Copy each line below in which the string "Samer" occurs.

== DATASET ==

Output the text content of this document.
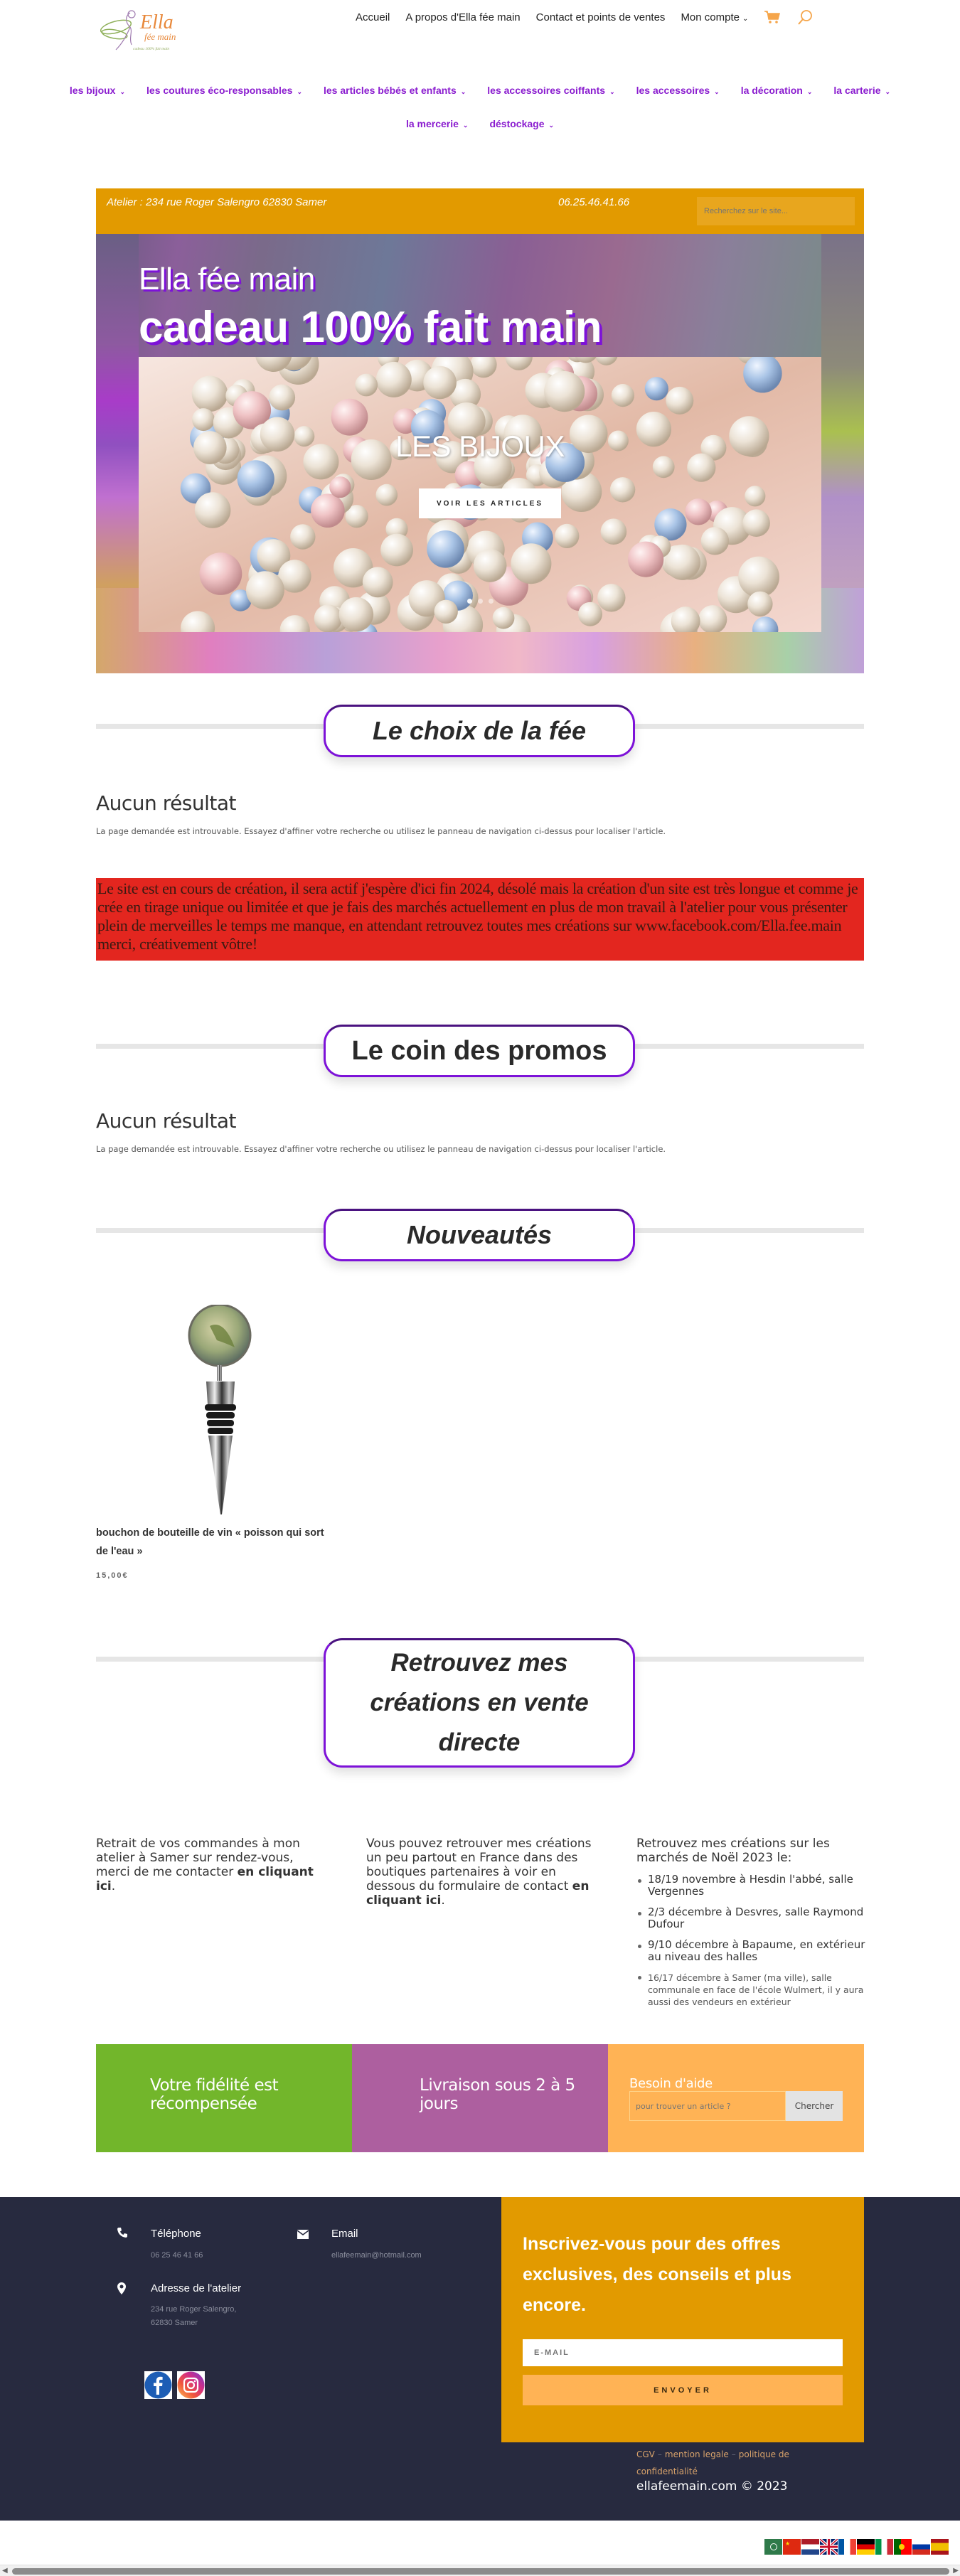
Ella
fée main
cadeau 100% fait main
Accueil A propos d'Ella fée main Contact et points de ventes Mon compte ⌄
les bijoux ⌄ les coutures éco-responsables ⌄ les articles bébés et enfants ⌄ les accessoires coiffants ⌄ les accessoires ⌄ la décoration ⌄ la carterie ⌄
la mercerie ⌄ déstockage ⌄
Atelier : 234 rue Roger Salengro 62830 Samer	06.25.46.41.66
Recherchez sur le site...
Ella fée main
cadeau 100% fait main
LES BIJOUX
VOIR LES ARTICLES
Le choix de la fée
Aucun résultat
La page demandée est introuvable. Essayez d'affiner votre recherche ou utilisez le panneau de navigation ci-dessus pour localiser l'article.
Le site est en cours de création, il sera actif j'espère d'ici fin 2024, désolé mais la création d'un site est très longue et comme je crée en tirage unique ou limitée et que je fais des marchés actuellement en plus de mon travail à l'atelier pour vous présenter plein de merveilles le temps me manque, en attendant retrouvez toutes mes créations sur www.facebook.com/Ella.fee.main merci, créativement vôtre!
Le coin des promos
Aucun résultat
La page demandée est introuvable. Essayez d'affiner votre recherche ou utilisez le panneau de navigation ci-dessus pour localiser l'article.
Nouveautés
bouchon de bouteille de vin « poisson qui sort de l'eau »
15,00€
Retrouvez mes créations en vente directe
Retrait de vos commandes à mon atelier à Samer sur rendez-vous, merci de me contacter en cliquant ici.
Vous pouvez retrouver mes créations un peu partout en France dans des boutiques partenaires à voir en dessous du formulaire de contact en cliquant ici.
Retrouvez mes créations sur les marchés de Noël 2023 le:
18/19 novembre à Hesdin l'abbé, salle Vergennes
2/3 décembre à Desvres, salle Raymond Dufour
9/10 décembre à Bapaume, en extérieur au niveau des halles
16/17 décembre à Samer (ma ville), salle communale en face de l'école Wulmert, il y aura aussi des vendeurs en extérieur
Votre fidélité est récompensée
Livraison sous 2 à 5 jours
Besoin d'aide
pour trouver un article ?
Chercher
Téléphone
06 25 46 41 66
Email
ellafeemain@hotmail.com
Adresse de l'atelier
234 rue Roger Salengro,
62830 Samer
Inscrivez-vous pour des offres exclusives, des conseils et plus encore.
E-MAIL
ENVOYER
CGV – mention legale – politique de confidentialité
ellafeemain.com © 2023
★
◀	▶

===
== DATASET ==

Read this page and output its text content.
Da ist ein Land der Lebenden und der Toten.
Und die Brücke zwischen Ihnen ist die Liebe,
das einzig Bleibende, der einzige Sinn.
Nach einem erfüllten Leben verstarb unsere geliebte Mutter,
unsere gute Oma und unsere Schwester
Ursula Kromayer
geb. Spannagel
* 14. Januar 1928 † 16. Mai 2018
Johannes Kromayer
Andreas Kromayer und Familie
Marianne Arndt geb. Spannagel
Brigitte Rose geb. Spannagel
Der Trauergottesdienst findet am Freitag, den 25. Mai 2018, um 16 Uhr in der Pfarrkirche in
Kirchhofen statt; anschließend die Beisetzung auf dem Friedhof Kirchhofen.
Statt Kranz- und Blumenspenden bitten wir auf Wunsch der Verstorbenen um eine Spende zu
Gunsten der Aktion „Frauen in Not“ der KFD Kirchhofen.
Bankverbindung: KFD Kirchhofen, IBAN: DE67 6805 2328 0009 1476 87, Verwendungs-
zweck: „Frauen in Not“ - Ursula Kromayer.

===

* _WRITTEN ANSWER_:
Atelier : 234 rue Roger Salengro 62830 Samer	06.25.46.41.66
Retrait de vos commandes à mon atelier à Samer sur rendez-vous, merci de me contacter en cliquant ici.
16/17 décembre à Samer (ma ville), salle communale en face de l'école Wulmert, il y aura aussi des vendeurs en extérieur
62830 Samer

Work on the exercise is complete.